» What the task requires:
Find the lines below that contain the string "ETHUSD". Copy each one.

# start of Listing

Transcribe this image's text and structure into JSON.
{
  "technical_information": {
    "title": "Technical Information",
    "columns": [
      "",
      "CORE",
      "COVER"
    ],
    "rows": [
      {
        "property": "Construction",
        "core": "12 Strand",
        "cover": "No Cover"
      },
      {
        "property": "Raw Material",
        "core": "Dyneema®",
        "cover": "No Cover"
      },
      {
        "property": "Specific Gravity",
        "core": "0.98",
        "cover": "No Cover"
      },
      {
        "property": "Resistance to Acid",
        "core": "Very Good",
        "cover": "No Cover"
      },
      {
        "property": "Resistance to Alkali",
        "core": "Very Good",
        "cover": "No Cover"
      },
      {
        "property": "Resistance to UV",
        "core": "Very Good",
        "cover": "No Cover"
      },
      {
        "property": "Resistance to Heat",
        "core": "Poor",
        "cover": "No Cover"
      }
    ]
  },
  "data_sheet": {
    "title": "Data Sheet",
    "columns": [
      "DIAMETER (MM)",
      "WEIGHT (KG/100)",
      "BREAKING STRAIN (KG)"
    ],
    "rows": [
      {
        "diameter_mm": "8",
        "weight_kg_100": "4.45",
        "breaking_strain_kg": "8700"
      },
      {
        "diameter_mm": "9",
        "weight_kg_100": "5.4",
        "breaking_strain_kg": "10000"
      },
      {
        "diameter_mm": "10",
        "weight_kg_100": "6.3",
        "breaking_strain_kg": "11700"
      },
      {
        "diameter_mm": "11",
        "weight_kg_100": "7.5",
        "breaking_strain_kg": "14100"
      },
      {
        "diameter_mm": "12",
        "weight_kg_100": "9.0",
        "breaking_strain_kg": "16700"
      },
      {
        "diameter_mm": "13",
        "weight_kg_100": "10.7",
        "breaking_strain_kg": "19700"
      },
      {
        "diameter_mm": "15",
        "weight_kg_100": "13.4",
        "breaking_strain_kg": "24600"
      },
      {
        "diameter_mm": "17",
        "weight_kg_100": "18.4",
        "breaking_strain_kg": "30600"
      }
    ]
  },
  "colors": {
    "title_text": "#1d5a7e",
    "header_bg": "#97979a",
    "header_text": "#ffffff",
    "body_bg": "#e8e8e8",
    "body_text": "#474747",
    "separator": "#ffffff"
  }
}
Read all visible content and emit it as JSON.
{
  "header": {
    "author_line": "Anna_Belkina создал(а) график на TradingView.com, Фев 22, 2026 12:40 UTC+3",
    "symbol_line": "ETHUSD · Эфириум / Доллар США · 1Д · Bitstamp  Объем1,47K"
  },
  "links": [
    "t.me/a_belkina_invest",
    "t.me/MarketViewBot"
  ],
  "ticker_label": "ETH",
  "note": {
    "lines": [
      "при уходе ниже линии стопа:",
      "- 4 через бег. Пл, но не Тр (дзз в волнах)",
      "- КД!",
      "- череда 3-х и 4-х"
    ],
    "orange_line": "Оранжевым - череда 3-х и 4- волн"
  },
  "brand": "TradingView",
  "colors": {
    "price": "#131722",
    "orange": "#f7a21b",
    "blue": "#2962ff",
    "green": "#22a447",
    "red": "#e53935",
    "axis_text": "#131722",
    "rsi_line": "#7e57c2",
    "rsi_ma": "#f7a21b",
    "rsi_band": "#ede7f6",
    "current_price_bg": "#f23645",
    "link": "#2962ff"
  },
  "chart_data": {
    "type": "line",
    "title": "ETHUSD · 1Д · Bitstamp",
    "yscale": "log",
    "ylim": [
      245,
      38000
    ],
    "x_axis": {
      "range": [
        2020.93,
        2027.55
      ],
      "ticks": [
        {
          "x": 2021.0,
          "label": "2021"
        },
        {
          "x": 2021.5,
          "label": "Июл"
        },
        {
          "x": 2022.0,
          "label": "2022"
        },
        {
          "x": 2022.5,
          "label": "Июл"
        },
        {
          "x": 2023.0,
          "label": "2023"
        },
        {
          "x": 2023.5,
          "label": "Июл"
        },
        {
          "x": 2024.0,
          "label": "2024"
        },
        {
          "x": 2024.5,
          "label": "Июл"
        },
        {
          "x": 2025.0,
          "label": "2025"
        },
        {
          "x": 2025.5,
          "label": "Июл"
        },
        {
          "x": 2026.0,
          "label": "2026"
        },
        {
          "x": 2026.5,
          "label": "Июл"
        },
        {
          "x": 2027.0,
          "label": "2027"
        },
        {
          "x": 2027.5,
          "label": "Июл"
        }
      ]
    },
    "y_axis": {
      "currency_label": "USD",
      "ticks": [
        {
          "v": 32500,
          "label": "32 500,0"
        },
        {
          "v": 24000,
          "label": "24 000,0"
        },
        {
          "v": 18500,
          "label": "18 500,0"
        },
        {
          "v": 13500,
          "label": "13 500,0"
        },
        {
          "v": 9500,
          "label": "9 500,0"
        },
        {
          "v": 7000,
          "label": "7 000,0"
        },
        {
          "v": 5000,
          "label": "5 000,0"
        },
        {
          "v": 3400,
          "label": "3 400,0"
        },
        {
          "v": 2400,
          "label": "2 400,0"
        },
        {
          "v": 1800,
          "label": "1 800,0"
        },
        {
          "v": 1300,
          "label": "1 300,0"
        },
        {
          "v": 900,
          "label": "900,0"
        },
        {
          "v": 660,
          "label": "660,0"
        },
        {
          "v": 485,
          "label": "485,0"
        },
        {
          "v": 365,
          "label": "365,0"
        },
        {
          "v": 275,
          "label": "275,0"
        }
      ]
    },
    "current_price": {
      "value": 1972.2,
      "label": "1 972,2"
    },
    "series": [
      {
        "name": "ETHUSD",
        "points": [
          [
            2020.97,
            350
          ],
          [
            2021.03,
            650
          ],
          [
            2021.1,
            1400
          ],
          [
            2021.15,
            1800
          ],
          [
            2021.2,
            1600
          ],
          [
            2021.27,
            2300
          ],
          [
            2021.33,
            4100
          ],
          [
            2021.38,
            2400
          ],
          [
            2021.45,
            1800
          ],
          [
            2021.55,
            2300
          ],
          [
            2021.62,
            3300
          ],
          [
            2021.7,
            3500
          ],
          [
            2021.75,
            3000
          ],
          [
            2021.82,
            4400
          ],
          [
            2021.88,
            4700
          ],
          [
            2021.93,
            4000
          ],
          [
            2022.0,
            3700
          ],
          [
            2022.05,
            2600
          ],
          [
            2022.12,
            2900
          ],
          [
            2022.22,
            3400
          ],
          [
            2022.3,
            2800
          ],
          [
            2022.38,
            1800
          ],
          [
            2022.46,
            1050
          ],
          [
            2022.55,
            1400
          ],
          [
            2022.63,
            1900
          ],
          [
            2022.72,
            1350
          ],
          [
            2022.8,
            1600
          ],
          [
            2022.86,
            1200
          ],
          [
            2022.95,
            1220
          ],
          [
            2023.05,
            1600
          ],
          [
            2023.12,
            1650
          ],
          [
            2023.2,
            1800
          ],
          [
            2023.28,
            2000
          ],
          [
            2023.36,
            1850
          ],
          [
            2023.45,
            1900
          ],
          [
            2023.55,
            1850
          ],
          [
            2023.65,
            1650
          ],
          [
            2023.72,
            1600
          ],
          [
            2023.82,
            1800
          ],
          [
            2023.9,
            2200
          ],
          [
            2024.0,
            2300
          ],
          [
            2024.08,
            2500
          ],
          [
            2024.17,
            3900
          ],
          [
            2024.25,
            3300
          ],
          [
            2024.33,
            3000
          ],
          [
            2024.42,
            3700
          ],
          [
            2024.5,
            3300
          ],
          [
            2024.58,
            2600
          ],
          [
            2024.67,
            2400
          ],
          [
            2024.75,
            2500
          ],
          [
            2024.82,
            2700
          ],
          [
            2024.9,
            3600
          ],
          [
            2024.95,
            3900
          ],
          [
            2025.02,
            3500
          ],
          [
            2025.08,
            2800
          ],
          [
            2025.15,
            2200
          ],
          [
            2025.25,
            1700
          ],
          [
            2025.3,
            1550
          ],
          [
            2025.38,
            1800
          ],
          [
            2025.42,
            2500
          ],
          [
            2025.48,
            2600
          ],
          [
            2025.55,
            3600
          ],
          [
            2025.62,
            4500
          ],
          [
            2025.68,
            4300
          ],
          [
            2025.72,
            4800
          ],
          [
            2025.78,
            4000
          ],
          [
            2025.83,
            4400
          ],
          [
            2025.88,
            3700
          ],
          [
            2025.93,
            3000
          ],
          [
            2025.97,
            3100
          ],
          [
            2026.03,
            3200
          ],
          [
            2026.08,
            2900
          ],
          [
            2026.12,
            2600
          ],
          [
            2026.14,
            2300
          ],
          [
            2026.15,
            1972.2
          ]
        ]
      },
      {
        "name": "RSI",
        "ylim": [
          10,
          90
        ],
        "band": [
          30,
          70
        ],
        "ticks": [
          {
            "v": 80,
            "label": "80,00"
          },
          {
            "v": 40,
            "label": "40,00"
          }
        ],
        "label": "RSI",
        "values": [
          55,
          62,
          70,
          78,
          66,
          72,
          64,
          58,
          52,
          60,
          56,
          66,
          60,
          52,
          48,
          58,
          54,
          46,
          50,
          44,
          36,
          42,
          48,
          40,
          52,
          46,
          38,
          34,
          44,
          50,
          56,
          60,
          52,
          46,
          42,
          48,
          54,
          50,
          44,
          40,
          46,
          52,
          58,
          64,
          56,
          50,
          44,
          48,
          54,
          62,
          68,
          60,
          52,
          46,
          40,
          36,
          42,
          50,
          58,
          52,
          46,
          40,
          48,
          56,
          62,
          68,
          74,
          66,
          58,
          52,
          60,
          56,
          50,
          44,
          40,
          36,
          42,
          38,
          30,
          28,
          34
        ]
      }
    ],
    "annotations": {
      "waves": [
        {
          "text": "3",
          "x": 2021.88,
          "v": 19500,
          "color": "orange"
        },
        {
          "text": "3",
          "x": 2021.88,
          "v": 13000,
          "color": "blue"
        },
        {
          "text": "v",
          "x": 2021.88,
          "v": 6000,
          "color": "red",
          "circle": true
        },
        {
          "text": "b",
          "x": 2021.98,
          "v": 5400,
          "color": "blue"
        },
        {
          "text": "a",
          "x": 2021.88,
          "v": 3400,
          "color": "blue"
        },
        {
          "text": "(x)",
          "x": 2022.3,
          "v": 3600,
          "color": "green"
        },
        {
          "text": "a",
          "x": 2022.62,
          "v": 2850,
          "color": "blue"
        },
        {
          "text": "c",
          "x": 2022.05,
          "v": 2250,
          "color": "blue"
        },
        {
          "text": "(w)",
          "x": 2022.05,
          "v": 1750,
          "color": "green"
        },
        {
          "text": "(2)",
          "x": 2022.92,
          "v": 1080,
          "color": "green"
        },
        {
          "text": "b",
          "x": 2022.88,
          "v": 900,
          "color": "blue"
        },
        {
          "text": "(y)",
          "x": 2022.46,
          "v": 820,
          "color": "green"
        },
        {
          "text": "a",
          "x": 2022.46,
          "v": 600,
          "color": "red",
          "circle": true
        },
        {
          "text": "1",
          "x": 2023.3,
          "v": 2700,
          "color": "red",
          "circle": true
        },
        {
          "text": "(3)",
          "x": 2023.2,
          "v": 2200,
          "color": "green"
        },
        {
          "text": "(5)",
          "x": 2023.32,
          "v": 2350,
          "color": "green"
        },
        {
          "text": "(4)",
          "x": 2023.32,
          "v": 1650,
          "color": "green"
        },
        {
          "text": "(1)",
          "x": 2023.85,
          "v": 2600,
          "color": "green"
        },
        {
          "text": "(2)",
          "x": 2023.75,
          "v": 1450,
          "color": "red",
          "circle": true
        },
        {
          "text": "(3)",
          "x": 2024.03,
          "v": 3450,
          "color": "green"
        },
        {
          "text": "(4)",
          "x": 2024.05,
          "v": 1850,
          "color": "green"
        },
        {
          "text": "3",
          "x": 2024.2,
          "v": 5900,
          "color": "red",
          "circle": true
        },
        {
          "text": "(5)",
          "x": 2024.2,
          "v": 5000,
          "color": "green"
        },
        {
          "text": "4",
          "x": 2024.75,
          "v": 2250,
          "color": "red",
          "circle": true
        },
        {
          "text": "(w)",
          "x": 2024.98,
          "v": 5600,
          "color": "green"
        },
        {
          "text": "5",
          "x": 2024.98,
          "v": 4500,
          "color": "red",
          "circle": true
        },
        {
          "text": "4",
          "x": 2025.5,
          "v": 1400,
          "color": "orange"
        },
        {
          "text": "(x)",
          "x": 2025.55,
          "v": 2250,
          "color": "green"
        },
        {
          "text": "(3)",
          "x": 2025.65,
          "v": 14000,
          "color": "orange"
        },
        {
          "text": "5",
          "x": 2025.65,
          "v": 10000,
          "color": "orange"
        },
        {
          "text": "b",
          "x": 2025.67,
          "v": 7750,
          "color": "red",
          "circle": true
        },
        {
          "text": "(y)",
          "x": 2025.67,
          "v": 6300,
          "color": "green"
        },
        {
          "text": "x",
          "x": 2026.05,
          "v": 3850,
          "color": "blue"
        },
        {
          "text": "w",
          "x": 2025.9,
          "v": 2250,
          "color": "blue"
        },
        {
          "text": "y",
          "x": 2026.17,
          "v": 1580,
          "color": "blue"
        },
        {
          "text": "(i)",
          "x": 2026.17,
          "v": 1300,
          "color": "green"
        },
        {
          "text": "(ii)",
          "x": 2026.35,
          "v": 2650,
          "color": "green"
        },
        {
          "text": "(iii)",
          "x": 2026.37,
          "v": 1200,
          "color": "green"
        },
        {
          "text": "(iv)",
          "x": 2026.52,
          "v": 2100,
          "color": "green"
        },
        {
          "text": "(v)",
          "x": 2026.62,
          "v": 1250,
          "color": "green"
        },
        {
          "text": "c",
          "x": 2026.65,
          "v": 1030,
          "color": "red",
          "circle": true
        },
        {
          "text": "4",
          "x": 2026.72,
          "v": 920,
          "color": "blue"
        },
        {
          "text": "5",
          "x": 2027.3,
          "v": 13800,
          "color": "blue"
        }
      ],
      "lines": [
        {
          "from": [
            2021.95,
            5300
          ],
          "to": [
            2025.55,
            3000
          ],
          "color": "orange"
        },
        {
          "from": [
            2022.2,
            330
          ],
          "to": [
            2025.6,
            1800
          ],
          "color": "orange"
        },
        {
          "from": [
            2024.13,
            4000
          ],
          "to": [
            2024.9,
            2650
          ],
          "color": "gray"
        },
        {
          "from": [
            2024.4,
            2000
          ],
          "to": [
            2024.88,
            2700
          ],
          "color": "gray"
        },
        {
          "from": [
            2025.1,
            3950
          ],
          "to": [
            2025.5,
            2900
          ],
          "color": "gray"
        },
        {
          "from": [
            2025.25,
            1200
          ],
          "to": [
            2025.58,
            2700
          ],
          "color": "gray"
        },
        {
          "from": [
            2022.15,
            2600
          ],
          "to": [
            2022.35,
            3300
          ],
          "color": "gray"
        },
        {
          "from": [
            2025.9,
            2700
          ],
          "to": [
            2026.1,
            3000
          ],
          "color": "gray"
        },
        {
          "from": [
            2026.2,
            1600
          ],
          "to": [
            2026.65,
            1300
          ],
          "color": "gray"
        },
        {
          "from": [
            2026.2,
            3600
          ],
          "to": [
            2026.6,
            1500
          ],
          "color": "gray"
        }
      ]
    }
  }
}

# end of Listing

» Response to this exercise:
    "symbol_line": "ETHUSD · Эфириум / Доллар США · 1Д · Bitstamp  Объем1,47K"
    "title": "ETHUSD · 1Д · Bitstamp",
        "name": "ETHUSD",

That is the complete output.